■ WRITTEN EXERCISE ■
Only the pictures stay out; every record is to be quoted exactly.

__________________________________________________

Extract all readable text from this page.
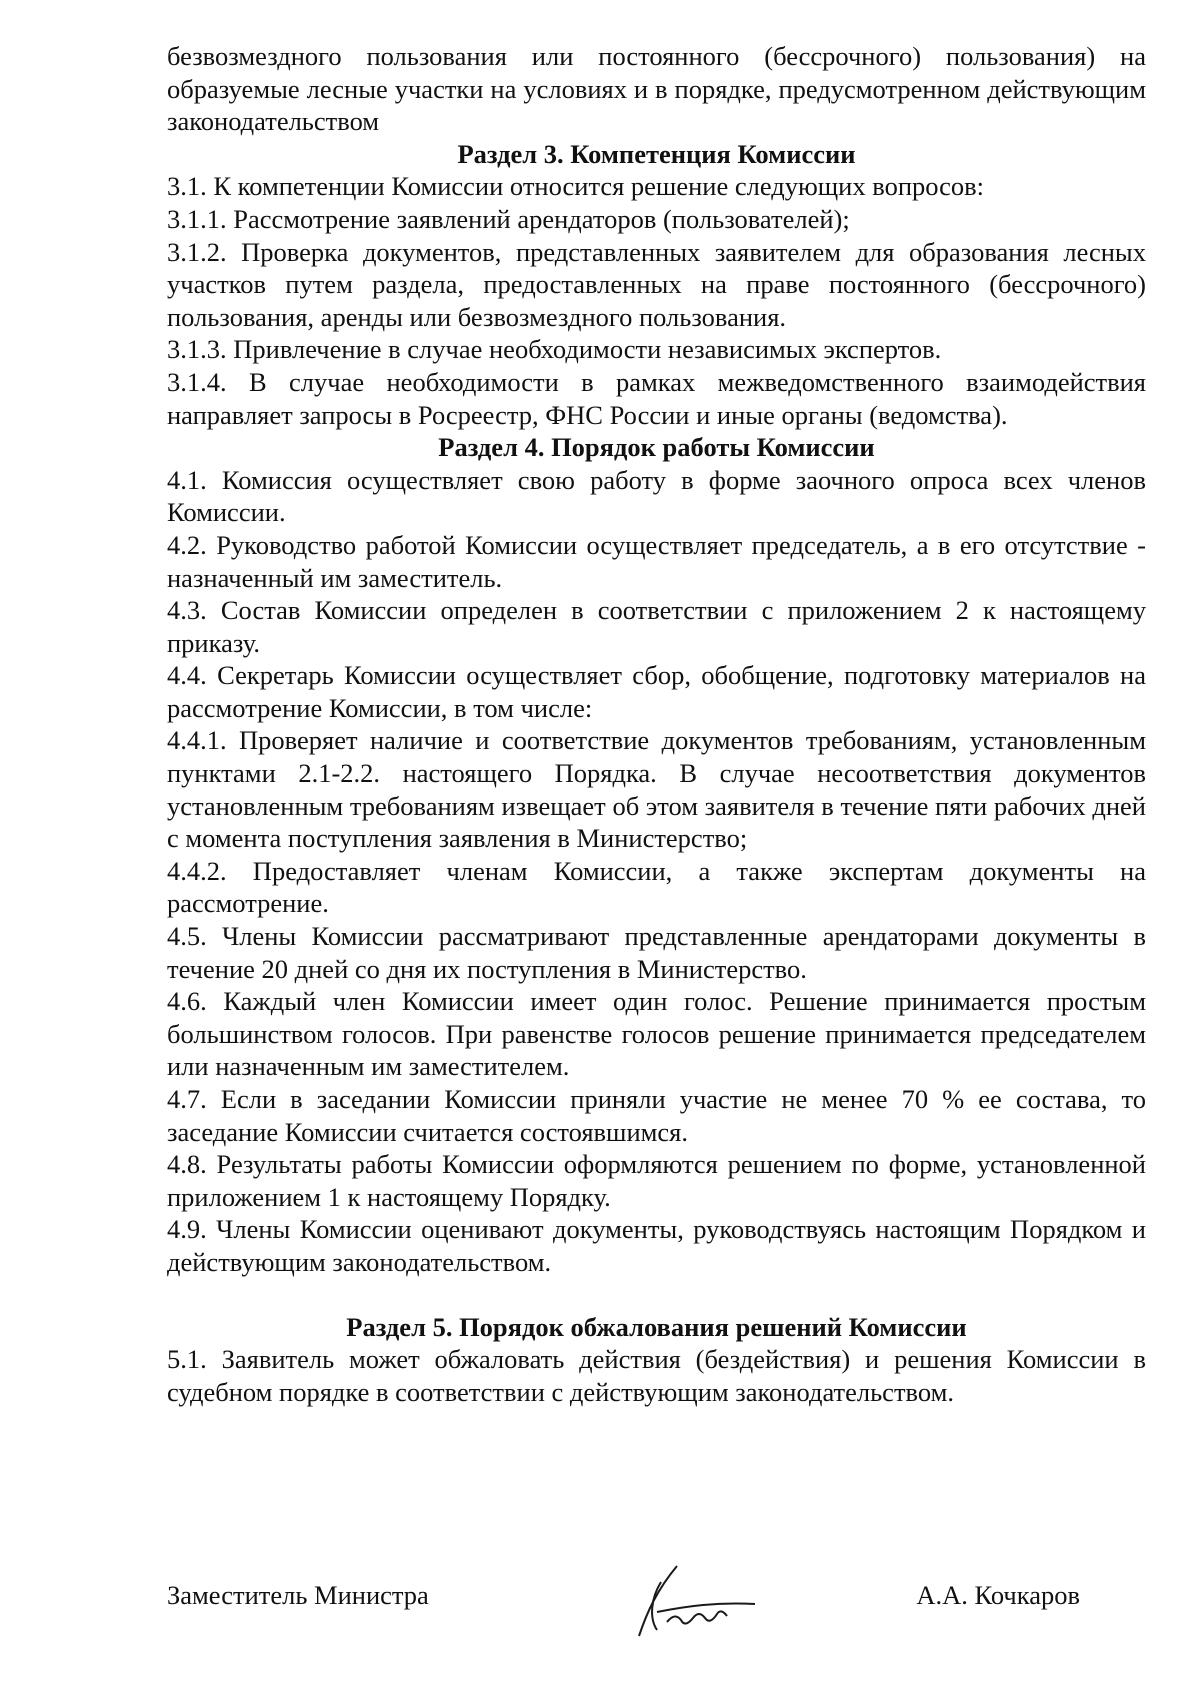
безвозмездного пользования или постоянного (бессрочного) пользования) на образуемые лесные участки на условиях и в порядке, предусмотренном действующим законодательством

Раздел 3. Компетенция Комиссии

3.1. К компетенции Комиссии относится решение следующих вопросов:

3.1.1. Рассмотрение заявлений арендаторов (пользователей);

3.1.2. Проверка документов, представленных заявителем для образования лесных участков путем раздела, предоставленных на праве постоянного (бессрочного) пользования, аренды или безвозмездного пользования.

3.1.3. Привлечение в случае необходимости независимых экспертов.

3.1.4. В случае необходимости в рамках межведомственного взаимодействия направляет запросы в Росреестр, ФНС России и иные органы (ведомства).

Раздел 4. Порядок работы Комиссии

4.1. Комиссия осуществляет свою работу в форме заочного опроса всех членов Комиссии.

4.2. Руководство работой Комиссии осуществляет председатель, а в его отсутствие - назначенный им заместитель.

4.3. Состав Комиссии определен в соответствии с приложением 2 к настоящему приказу.

4.4. Секретарь Комиссии осуществляет сбор, обобщение, подготовку материалов на рассмотрение Комиссии, в том числе:

4.4.1. Проверяет наличие и соответствие документов требованиям, установленным пунктами 2.1-2.2. настоящего Порядка. В случае несоответствия документов установленным требованиям извещает об этом заявителя в течение пяти рабочих дней с момента поступления заявления в Министерство;

4.4.2. Предоставляет членам Комиссии, а также экспертам документы на рассмотрение.

4.5. Члены Комиссии рассматривают представленные арендаторами документы в течение 20 дней со дня их поступления в Министерство.

4.6. Каждый член Комиссии имеет один голос. Решение принимается простым большинством голосов. При равенстве голосов решение принимается председателем или назначенным им заместителем.

4.7. Если в заседании Комиссии приняли участие не менее 70 % ее состава, то заседание Комиссии считается состоявшимся.

4.8. Результаты работы Комиссии оформляются решением по форме, установленной приложением 1 к настоящему Порядку.

4.9. Члены Комиссии оценивают документы, руководствуясь настоящим Порядком и действующим законодательством.

Раздел 5. Порядок обжалования решений Комиссии

5.1. Заявитель может обжаловать действия (бездействия) и решения Комиссии в судебном порядке в соответствии с действующим законодательством.

Заместитель Министра	А.А. Кочкаров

__________________________________________________

■ FINAL RESULT ■
Extract all readable text from this page.
безвозмездного пользования или постоянного (бессрочного) пользования) на образуемые лесные участки на условиях и в порядке, предусмотренном действующим законодательством

Раздел 3. Компетенция Комиссии

3.1. К компетенции Комиссии относится решение следующих вопросов:

3.1.1. Рассмотрение заявлений арендаторов (пользователей);

3.1.2. Проверка документов, представленных заявителем для образования лесных участков путем раздела, предоставленных на праве постоянного (бессрочного) пользования, аренды или безвозмездного пользования.

3.1.3. Привлечение в случае необходимости независимых экспертов.

3.1.4. В случае необходимости в рамках межведомственного взаимодействия направляет запросы в Росреестр, ФНС России и иные органы (ведомства).

Раздел 4. Порядок работы Комиссии

4.1. Комиссия осуществляет свою работу в форме заочного опроса всех членов Комиссии.

4.2. Руководство работой Комиссии осуществляет председатель, а в его отсутствие - назначенный им заместитель.

4.3. Состав Комиссии определен в соответствии с приложением 2 к настоящему приказу.

4.4. Секретарь Комиссии осуществляет сбор, обобщение, подготовку материалов на рассмотрение Комиссии, в том числе:

4.4.1. Проверяет наличие и соответствие документов требованиям, установленным пунктами 2.1-2.2. настоящего Порядка. В случае несоответствия документов установленным требованиям извещает об этом заявителя в течение пяти рабочих дней с момента поступления заявления в Министерство;

4.4.2. Предоставляет членам Комиссии, а также экспертам документы на рассмотрение.

4.5. Члены Комиссии рассматривают представленные арендаторами документы в течение 20 дней со дня их поступления в Министерство.

4.6. Каждый член Комиссии имеет один голос. Решение принимается простым большинством голосов. При равенстве голосов решение принимается председателем или назначенным им заместителем.

4.7. Если в заседании Комиссии приняли участие не менее 70 % ее состава, то заседание Комиссии считается состоявшимся.

4.8. Результаты работы Комиссии оформляются решением по форме, установленной приложением 1 к настоящему Порядку.

4.9. Члены Комиссии оценивают документы, руководствуясь настоящим Порядком и действующим законодательством.

Раздел 5. Порядок обжалования решений Комиссии

5.1. Заявитель может обжаловать действия (бездействия) и решения Комиссии в судебном порядке в соответствии с действующим законодательством.

Заместитель Министра	А.А. Кочкаров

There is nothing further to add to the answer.